Your task is to restate the data word for word.

(Data records)
<<<<

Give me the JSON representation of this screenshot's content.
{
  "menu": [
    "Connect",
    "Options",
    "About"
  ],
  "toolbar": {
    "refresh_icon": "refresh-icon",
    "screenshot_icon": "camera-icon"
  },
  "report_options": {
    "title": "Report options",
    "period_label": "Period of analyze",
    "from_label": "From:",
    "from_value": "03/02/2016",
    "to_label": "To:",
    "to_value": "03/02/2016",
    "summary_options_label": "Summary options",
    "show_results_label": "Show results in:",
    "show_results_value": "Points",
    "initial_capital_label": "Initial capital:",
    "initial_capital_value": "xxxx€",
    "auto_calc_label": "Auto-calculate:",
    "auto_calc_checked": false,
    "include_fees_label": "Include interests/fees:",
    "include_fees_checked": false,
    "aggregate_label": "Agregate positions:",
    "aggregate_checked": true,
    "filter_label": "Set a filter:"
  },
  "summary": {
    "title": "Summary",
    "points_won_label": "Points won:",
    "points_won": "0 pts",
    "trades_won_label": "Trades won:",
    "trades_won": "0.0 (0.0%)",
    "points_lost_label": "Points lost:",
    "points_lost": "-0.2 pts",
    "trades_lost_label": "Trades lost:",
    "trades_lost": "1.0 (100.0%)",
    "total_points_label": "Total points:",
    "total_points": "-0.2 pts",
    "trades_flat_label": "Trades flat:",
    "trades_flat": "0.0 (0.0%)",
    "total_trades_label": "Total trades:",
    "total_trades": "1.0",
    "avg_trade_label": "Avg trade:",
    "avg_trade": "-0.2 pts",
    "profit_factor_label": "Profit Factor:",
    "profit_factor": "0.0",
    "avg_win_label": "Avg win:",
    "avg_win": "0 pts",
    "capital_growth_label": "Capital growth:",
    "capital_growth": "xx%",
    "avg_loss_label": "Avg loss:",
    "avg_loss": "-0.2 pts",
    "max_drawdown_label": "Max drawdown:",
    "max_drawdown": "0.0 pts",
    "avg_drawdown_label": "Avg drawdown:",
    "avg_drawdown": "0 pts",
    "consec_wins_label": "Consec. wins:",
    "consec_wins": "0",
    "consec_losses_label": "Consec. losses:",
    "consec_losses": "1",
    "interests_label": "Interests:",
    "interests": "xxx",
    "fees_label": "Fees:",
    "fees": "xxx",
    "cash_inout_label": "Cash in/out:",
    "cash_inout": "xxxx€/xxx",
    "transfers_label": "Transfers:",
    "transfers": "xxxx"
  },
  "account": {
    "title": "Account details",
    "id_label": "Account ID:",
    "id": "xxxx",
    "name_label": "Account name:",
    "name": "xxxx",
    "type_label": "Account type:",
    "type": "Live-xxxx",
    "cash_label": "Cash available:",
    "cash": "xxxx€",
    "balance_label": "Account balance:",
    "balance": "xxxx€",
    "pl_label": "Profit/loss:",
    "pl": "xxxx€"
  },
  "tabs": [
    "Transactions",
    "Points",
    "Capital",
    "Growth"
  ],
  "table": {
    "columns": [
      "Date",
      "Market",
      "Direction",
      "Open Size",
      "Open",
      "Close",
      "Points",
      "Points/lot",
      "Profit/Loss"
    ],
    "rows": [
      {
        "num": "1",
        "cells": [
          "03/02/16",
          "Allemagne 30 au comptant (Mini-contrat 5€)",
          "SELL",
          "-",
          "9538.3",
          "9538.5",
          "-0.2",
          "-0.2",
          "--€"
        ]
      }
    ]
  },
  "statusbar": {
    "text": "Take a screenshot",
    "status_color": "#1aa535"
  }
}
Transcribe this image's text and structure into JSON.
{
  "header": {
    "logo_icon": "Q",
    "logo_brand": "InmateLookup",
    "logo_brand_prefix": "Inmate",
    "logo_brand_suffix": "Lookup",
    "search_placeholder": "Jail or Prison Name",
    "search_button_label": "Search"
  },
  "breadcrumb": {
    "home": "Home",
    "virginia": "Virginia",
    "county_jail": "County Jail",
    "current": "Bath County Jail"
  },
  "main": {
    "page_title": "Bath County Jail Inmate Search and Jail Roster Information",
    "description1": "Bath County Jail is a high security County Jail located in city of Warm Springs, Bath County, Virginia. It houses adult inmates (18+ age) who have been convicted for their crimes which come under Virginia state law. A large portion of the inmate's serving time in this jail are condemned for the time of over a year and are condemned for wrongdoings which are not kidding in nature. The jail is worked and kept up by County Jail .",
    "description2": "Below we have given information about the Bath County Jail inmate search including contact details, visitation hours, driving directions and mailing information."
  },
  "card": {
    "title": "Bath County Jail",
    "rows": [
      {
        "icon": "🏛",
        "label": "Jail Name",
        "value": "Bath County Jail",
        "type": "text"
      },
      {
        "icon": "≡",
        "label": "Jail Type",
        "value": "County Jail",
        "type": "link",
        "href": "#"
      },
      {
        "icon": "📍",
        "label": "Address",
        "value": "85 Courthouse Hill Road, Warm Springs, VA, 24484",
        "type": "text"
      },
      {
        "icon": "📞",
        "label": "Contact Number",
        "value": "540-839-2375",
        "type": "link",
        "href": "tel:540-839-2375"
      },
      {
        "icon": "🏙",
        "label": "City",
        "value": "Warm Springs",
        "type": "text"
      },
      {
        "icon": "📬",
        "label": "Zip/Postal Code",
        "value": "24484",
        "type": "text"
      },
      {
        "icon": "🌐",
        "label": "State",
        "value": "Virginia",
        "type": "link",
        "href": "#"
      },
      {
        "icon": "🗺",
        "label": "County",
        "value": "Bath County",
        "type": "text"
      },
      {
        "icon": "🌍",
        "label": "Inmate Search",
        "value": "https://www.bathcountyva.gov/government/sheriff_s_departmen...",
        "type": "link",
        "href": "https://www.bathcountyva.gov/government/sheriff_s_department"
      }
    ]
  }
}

>>>>

**Answer for this exercise:**
Give me the JSON representation of this screenshot's content.
{
  "menu": [
    "Connect",
    "Options",
    "About"
  ],
  "toolbar": {
    "refresh_icon": "refresh-icon",
    "screenshot_icon": "camera-icon"
  },
  "report_options": {
    "title": "Report options",
    "period_label": "Period of analyze",
    "from_label": "From:",
    "from_value": "03/02/2016",
    "to_label": "To:",
    "to_value": "03/02/2016",
    "summary_options_label": "Summary options",
    "show_results_label": "Show results in:",
    "show_results_value": "Points",
    "initial_capital_label": "Initial capital:",
    "initial_capital_value": "xxxx€",
    "auto_calc_label": "Auto-calculate:",
    "auto_calc_checked": false,
    "include_fees_label": "Include interests/fees:",
    "include_fees_checked": false,
    "aggregate_label": "Agregate positions:",
    "aggregate_checked": true,
    "filter_label": "Set a filter:"
  },
  "summary": {
    "title": "Summary",
    "points_won_label": "Points won:",
    "points_won": "0 pts",
    "trades_won_label": "Trades won:",
    "trades_won": "0.0 (0.0%)",
    "points_lost_label": "Points lost:",
    "points_lost": "-0.2 pts",
    "trades_lost_label": "Trades lost:",
    "trades_lost": "1.0 (100.0%)",
    "total_points_label": "Total points:",
    "total_points": "-0.2 pts",
    "trades_flat_label": "Trades flat:",
    "trades_flat": "0.0 (0.0%)",
    "total_trades_label": "Total trades:",
    "total_trades": "1.0",
    "avg_trade_label": "Avg trade:",
    "avg_trade": "-0.2 pts",
    "profit_factor_label": "Profit Factor:",
    "profit_factor": "0.0",
    "avg_win_label": "Avg win:",
    "avg_win": "0 pts",
    "capital_growth_label": "Capital growth:",
    "capital_growth": "xx%",
    "avg_loss_label": "Avg loss:",
    "avg_loss": "-0.2 pts",
    "max_drawdown_label": "Max drawdown:",
    "max_drawdown": "0.0 pts",
    "avg_drawdown_label": "Avg drawdown:",
    "avg_drawdown": "0 pts",
    "consec_wins_label": "Consec. wins:",
    "consec_wins": "0",
    "consec_losses_label": "Consec. losses:",
    "consec_losses": "1",
    "interests_label": "Interests:",
    "interests": "xxx",
    "fees_label": "Fees:",
    "fees": "xxx",
    "cash_inout_label": "Cash in/out:",
    "cash_inout": "xxxx€/xxx",
    "transfers_label": "Transfers:",
    "transfers": "xxxx"
  },
  "account": {
    "title": "Account details",
    "id_label": "Account ID:",
    "id": "xxxx",
    "name_label": "Account name:",
    "name": "xxxx",
    "type_label": "Account type:",
    "type": "Live-xxxx",
    "cash_label": "Cash available:",
    "cash": "xxxx€",
    "balance_label": "Account balance:",
    "balance": "xxxx€",
    "pl_label": "Profit/loss:",
    "pl": "xxxx€"
  },
  "tabs": [
    "Transactions",
    "Points",
    "Capital",
    "Growth"
  ],
  "table": {
    "columns": [
      "Date",
      "Market",
      "Direction",
      "Open Size",
      "Open",
      "Close",
      "Points",
      "Points/lot",
      "Profit/Loss"
    ],
    "rows": [
      {
        "num": "1",
        "cells": [
          "03/02/16",
          "Allemagne 30 au comptant (Mini-contrat 5€)",
          "SELL",
          "-",
          "9538.3",
          "9538.5",
          "-0.2",
          "-0.2",
          "--€"
        ]
      }
    ]
  },
  "statusbar": {
    "text": "Take a screenshot",
    "status_color": "#1aa535"
  }
}
Transcribe this image's text and structure into JSON.
{
  "header": {
    "logo_icon": "Q",
    "logo_brand": "InmateLookup",
    "logo_brand_prefix": "Inmate",
    "logo_brand_suffix": "Lookup",
    "search_placeholder": "Jail or Prison Name",
    "search_button_label": "Search"
  },
  "breadcrumb": {
    "home": "Home",
    "virginia": "Virginia",
    "county_jail": "County Jail",
    "current": "Bath County Jail"
  },
  "main": {
    "page_title": "Bath County Jail Inmate Search and Jail Roster Information",
    "description1": "Bath County Jail is a high security County Jail located in city of Warm Springs, Bath County, Virginia. It houses adult inmates (18+ age) who have been convicted for their crimes which come under Virginia state law. A large portion of the inmate's serving time in this jail are condemned for the time of over a year and are condemned for wrongdoings which are not kidding in nature. The jail is worked and kept up by County Jail .",
    "description2": "Below we have given information about the Bath County Jail inmate search including contact details, visitation hours, driving directions and mailing information."
  },
  "card": {
    "title": "Bath County Jail",
    "rows": [
      {
        "icon": "🏛",
        "label": "Jail Name",
        "value": "Bath County Jail",
        "type": "text"
      },
      {
        "icon": "≡",
        "label": "Jail Type",
        "value": "County Jail",
        "type": "link",
        "href": "#"
      },
      {
        "icon": "📍",
        "label": "Address",
        "value": "85 Courthouse Hill Road, Warm Springs, VA, 24484",
        "type": "text"
      },
      {
        "icon": "📞",
        "label": "Contact Number",
        "value": "540-839-2375",
        "type": "link",
        "href": "tel:540-839-2375"
      },
      {
        "icon": "🏙",
        "label": "City",
        "value": "Warm Springs",
        "type": "text"
      },
      {
        "icon": "📬",
        "label": "Zip/Postal Code",
        "value": "24484",
        "type": "text"
      },
      {
        "icon": "🌐",
        "label": "State",
        "value": "Virginia",
        "type": "link",
        "href": "#"
      },
      {
        "icon": "🗺",
        "label": "County",
        "value": "Bath County",
        "type": "text"
      },
      {
        "icon": "🌍",
        "label": "Inmate Search",
        "value": "https://www.bathcountyva.gov/government/sheriff_s_departmen...",
        "type": "link",
        "href": "https://www.bathcountyva.gov/government/sheriff_s_department"
      }
    ]
  }
}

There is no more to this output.